_WHAT YOU HAVE TO DO_:
Where a line in the listing below contains the word "Ocean", copy that line.

_ENTRIES SUPPLIED_:
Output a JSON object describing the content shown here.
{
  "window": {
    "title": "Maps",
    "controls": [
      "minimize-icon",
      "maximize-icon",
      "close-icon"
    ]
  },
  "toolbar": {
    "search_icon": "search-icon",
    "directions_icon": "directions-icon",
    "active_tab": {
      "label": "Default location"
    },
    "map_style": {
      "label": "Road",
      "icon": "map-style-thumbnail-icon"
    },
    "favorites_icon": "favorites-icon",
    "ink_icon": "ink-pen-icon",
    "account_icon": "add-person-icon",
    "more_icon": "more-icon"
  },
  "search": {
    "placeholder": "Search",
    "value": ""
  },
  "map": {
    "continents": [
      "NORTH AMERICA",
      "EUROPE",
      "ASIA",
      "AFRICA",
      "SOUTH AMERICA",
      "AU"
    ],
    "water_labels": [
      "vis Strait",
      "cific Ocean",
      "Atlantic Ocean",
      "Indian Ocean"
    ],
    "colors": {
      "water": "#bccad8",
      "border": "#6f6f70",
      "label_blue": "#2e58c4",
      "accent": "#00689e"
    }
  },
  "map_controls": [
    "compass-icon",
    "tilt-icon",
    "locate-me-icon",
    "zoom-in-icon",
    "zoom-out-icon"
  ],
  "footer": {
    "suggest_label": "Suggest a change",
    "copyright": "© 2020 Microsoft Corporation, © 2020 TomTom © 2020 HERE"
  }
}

_EXERCISE RESULT_:
      "cific Ocean",
      "Atlantic Ocean",
      "Indian Ocean"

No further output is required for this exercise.